Give the listing again character for character, but drop the images.

#####

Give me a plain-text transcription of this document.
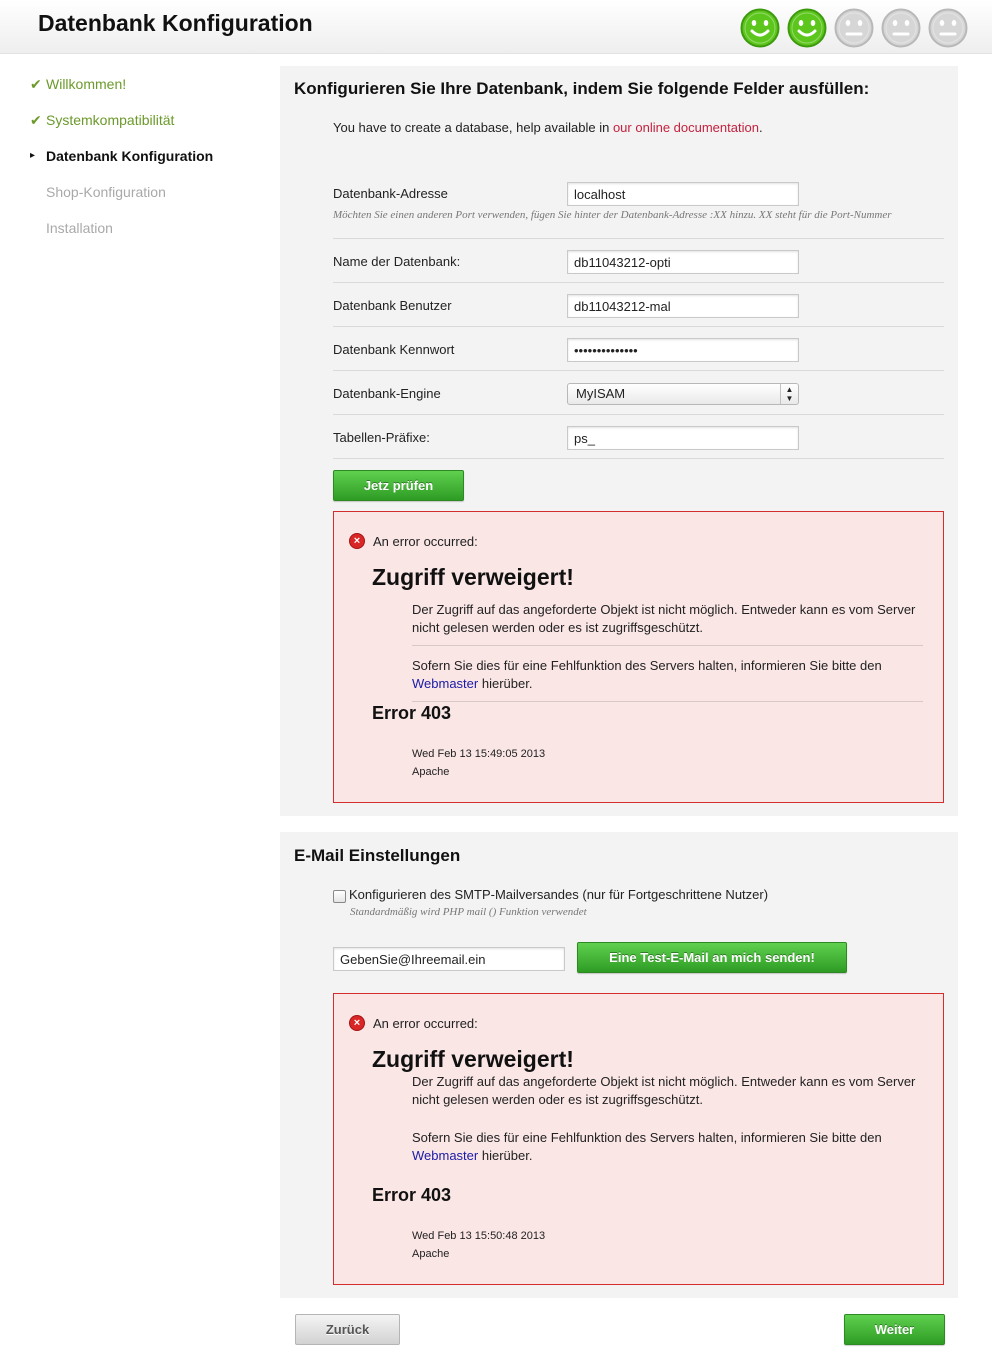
Datenbank Konfiguration
✔ Willkommen!
✔ Systemkompatibilität
▸ Datenbank Konfiguration
Shop-Konfiguration
Installation
Konfigurieren Sie Ihre Datenbank, indem Sie folgende Felder ausfüllen:
You have to create a database, help available in our online documentation.
Datenbank-Adresse
localhost
Möchten Sie einen anderen Port verwenden, fügen Sie hinter der Datenbank-Adresse :XX hinzu. XX steht für die Port-Nummer
Name der Datenbank:
db11043212-opti
Datenbank Benutzer
db11043212-mal
Datenbank Kennwort
••••••••••••••
Datenbank-Engine	MyISAM	▲
▼
Tabellen-Präfixe:
ps_
Jetz prüfen
× An error occurred:
Zugriff verweigert!
Der Zugriff auf das angeforderte Objekt ist nicht möglich. Entweder kann es vom Server nicht gelesen werden oder es ist zugriffsgeschützt.
Sofern Sie dies für eine Fehlfunktion des Servers halten, informieren Sie bitte den Webmaster hierüber.
Error 403
Wed Feb 13 15:49:05 2013
Apache
E-Mail Einstellungen
Konfigurieren des SMTP-Mailversandes (nur für Fortgeschrittene Nutzer)
Standardmäßig wird PHP mail () Funktion verwendet
GebenSie@Ihreemail.ein
Eine Test-E-Mail an mich senden!
× An error occurred:
Zugriff verweigert!
Der Zugriff auf das angeforderte Objekt ist nicht möglich. Entweder kann es vom Server nicht gelesen werden oder es ist zugriffsgeschützt.
Sofern Sie dies für eine Fehlfunktion des Servers halten, informieren Sie bitte den Webmaster hierüber.
Error 403
Wed Feb 13 15:50:48 2013
Apache
Zurück	Weiter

#####

_Written response_
Give me a plain-text transcription of this document.
Datenbank Konfiguration
✔ Willkommen!
✔ Systemkompatibilität
▸ Datenbank Konfiguration
Shop-Konfiguration
Installation
Konfigurieren Sie Ihre Datenbank, indem Sie folgende Felder ausfüllen:
You have to create a database, help available in our online documentation.
Datenbank-Adresse
localhost
Möchten Sie einen anderen Port verwenden, fügen Sie hinter der Datenbank-Adresse :XX hinzu. XX steht für die Port-Nummer
Name der Datenbank:
db11043212-opti
Datenbank Benutzer
db11043212-mal
Datenbank Kennwort
••••••••••••••
Datenbank-Engine	MyISAM	▲
▼
Tabellen-Präfixe:
ps_
Jetz prüfen
× An error occurred:
Zugriff verweigert!
Der Zugriff auf das angeforderte Objekt ist nicht möglich. Entweder kann es vom Server nicht gelesen werden oder es ist zugriffsgeschützt.
Sofern Sie dies für eine Fehlfunktion des Servers halten, informieren Sie bitte den Webmaster hierüber.
Error 403
Wed Feb 13 15:49:05 2013
Apache
E-Mail Einstellungen
Konfigurieren des SMTP-Mailversandes (nur für Fortgeschrittene Nutzer)
Standardmäßig wird PHP mail () Funktion verwendet
GebenSie@Ihreemail.ein
Eine Test-E-Mail an mich senden!
× An error occurred:
Zugriff verweigert!
Der Zugriff auf das angeforderte Objekt ist nicht möglich. Entweder kann es vom Server nicht gelesen werden oder es ist zugriffsgeschützt.
Sofern Sie dies für eine Fehlfunktion des Servers halten, informieren Sie bitte den Webmaster hierüber.
Error 403
Wed Feb 13 15:50:48 2013
Apache
Zurück	Weiter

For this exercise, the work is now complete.